═══ Entries provided ═══

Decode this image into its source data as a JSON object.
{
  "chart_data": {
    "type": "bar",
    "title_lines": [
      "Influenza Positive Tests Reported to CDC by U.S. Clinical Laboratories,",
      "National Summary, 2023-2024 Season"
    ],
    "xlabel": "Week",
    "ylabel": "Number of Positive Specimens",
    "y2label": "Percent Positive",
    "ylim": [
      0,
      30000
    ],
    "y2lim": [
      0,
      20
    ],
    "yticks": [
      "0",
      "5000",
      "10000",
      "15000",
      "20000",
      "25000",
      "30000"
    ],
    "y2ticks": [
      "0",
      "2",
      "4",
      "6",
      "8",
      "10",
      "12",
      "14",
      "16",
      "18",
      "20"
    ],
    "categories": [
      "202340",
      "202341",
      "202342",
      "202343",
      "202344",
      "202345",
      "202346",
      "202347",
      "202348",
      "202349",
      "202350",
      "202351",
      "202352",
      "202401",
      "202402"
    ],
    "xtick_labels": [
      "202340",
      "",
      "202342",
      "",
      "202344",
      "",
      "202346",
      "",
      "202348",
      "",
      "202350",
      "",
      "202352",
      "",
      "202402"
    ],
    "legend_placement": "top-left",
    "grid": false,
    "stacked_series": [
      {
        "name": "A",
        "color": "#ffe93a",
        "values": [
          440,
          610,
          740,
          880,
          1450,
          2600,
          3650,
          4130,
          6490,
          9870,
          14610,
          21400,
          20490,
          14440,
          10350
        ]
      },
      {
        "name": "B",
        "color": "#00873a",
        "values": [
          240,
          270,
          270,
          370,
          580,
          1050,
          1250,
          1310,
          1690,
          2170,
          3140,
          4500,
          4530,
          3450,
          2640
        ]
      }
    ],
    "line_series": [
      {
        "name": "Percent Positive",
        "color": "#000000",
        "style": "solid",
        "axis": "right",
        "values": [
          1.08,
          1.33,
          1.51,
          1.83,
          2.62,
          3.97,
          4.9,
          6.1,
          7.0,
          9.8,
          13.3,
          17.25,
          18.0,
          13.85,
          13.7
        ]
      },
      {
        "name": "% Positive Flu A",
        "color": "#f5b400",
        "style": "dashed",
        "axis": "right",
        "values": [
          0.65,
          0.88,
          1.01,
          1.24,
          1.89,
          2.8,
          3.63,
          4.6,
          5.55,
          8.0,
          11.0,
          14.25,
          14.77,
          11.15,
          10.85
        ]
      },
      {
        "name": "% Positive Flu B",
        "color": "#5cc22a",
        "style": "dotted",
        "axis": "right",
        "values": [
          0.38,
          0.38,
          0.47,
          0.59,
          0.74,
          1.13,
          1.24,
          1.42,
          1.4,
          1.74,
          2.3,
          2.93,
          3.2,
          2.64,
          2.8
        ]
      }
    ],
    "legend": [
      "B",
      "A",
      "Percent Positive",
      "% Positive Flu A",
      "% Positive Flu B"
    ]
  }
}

═══

Challenge: Pull every line holding "Percent" out of the records.

Task response:
    "y2label": "Percent Positive",
        "name": "Percent Positive",
      "Percent Positive",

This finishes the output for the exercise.